→ **PROBLEM TO WORK ON**
How many lines in this data contain the string "趣味活动方案"? Reply with the number only.

→ **RAW RECORDS**
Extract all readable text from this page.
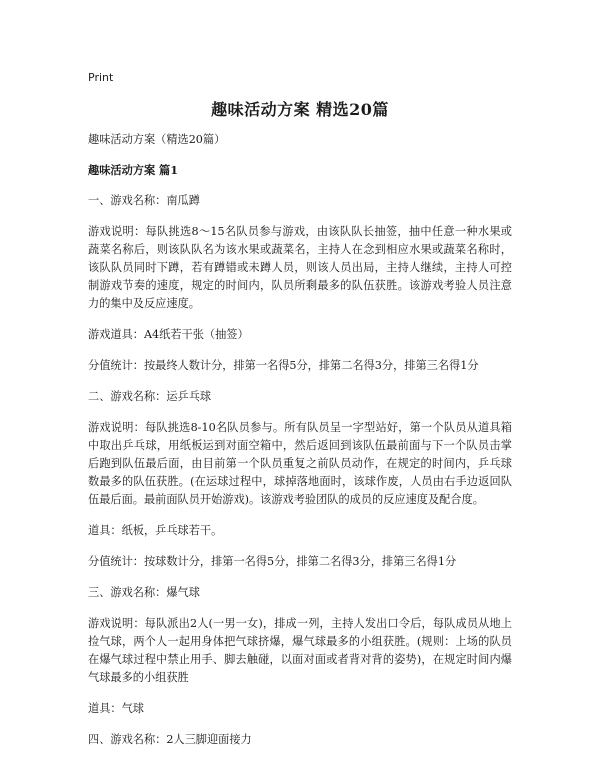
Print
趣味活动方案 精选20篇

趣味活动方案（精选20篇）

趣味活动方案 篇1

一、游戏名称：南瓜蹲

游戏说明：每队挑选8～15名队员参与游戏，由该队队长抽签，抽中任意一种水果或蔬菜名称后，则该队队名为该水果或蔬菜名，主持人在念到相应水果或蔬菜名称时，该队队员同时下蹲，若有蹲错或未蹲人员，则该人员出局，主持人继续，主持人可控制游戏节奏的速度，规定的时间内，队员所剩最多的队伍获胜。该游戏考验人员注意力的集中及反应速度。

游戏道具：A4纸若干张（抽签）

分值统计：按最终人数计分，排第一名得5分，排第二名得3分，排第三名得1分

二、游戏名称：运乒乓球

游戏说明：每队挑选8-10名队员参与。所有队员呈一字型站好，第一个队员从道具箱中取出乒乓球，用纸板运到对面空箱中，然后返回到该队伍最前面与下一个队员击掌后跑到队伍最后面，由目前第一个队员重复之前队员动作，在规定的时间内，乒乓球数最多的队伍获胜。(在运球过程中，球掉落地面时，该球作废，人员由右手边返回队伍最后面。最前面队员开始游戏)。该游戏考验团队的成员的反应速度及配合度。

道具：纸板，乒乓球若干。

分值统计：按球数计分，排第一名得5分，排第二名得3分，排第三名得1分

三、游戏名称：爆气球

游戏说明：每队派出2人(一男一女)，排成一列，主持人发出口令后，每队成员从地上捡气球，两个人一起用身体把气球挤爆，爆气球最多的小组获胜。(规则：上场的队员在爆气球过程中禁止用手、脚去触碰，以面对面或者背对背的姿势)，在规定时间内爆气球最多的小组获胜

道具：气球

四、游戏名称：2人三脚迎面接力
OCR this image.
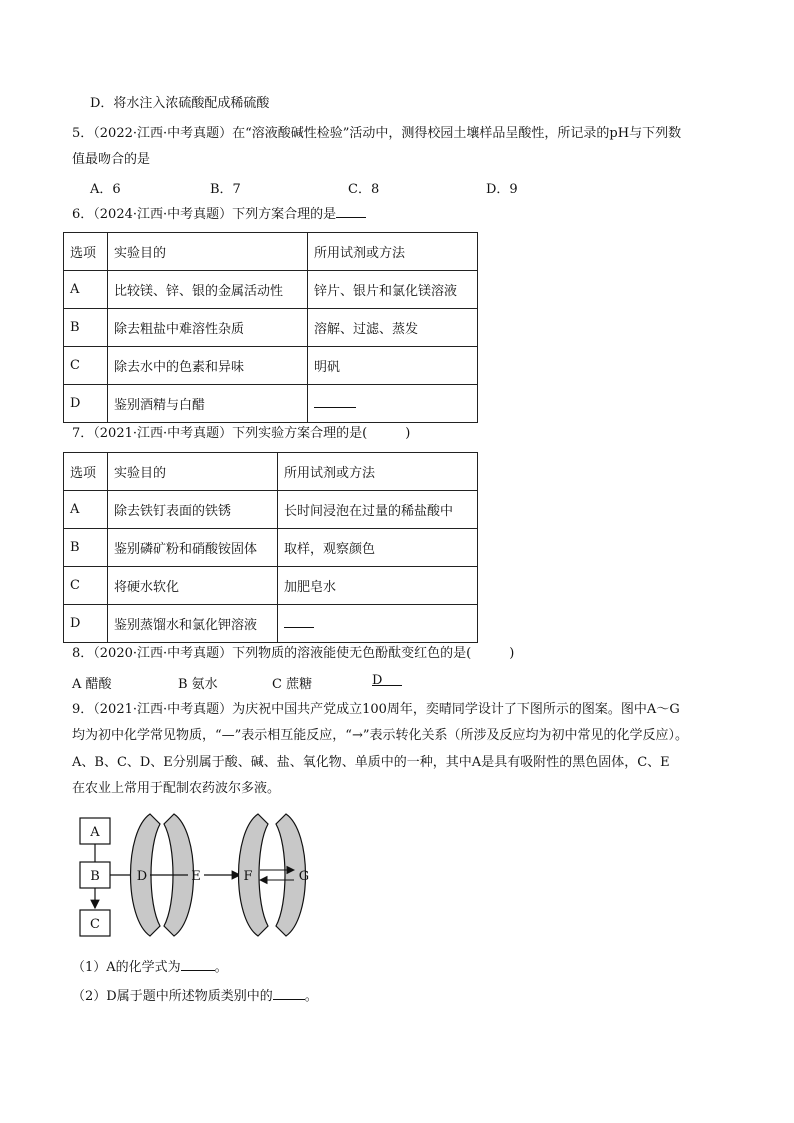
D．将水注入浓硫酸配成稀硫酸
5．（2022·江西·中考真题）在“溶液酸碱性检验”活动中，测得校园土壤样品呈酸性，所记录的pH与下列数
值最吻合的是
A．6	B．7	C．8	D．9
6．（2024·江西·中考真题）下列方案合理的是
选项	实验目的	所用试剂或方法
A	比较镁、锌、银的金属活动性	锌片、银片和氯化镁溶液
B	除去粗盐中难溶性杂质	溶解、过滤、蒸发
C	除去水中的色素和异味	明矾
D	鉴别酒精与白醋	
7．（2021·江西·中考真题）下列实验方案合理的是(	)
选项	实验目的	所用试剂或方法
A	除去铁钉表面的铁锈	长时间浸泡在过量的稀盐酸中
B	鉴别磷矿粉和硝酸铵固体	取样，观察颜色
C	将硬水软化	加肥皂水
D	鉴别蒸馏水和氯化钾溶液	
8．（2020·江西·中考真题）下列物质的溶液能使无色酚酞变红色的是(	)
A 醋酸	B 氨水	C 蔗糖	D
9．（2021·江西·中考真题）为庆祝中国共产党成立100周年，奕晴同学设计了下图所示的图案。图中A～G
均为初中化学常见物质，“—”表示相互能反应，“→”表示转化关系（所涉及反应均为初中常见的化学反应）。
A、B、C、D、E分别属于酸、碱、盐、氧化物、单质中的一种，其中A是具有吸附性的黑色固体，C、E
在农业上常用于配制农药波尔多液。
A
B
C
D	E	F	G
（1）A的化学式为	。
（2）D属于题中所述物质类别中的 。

→ **EXPECTED ANSWER**
3